··· Records shown
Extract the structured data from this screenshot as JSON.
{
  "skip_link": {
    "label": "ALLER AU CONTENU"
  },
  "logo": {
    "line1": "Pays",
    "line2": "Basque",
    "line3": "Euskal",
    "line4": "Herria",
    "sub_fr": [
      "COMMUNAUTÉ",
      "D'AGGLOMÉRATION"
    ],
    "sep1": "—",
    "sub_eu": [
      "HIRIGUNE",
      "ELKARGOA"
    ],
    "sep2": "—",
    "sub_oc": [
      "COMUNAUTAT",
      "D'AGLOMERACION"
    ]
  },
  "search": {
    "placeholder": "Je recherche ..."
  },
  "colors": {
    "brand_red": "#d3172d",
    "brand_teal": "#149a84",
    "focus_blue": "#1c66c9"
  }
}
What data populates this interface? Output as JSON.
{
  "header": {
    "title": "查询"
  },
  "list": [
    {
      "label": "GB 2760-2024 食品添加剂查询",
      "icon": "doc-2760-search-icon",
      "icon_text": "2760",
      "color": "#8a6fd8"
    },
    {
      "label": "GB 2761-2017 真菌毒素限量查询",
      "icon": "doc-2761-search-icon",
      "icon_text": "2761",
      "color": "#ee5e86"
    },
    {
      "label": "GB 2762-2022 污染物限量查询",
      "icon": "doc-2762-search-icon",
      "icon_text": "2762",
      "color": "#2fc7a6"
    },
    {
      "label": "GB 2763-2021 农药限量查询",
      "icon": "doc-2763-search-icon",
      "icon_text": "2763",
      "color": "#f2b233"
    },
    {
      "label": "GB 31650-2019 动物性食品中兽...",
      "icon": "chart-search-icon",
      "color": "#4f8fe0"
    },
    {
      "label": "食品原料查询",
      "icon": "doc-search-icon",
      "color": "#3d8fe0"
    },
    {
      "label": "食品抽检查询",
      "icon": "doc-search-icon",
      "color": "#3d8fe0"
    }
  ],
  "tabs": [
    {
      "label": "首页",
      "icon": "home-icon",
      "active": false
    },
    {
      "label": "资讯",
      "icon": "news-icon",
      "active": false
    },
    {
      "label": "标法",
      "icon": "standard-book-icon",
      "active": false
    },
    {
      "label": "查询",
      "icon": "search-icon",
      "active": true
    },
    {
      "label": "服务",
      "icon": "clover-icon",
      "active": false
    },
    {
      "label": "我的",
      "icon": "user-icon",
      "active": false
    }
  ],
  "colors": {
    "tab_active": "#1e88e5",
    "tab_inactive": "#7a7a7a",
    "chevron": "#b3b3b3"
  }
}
······
§ **Task instructions**
Copy the entries above exactly, leaving none out.

§ **Final result**
Extract the structured data from this screenshot as JSON.
{
  "skip_link": {
    "label": "ALLER AU CONTENU"
  },
  "logo": {
    "line1": "Pays",
    "line2": "Basque",
    "line3": "Euskal",
    "line4": "Herria",
    "sub_fr": [
      "COMMUNAUTÉ",
      "D'AGGLOMÉRATION"
    ],
    "sep1": "—",
    "sub_eu": [
      "HIRIGUNE",
      "ELKARGOA"
    ],
    "sep2": "—",
    "sub_oc": [
      "COMUNAUTAT",
      "D'AGLOMERACION"
    ]
  },
  "search": {
    "placeholder": "Je recherche ..."
  },
  "colors": {
    "brand_red": "#d3172d",
    "brand_teal": "#149a84",
    "focus_blue": "#1c66c9"
  }
}
What data populates this interface? Output as JSON.
{
  "header": {
    "title": "查询"
  },
  "list": [
    {
      "label": "GB 2760-2024 食品添加剂查询",
      "icon": "doc-2760-search-icon",
      "icon_text": "2760",
      "color": "#8a6fd8"
    },
    {
      "label": "GB 2761-2017 真菌毒素限量查询",
      "icon": "doc-2761-search-icon",
      "icon_text": "2761",
      "color": "#ee5e86"
    },
    {
      "label": "GB 2762-2022 污染物限量查询",
      "icon": "doc-2762-search-icon",
      "icon_text": "2762",
      "color": "#2fc7a6"
    },
    {
      "label": "GB 2763-2021 农药限量查询",
      "icon": "doc-2763-search-icon",
      "icon_text": "2763",
      "color": "#f2b233"
    },
    {
      "label": "GB 31650-2019 动物性食品中兽...",
      "icon": "chart-search-icon",
      "color": "#4f8fe0"
    },
    {
      "label": "食品原料查询",
      "icon": "doc-search-icon",
      "color": "#3d8fe0"
    },
    {
      "label": "食品抽检查询",
      "icon": "doc-search-icon",
      "color": "#3d8fe0"
    }
  ],
  "tabs": [
    {
      "label": "首页",
      "icon": "home-icon",
      "active": false
    },
    {
      "label": "资讯",
      "icon": "news-icon",
      "active": false
    },
    {
      "label": "标法",
      "icon": "standard-book-icon",
      "active": false
    },
    {
      "label": "查询",
      "icon": "search-icon",
      "active": true
    },
    {
      "label": "服务",
      "icon": "clover-icon",
      "active": false
    },
    {
      "label": "我的",
      "icon": "user-icon",
      "active": false
    }
  ],
  "colors": {
    "tab_active": "#1e88e5",
    "tab_inactive": "#7a7a7a",
    "chevron": "#b3b3b3"
  }
}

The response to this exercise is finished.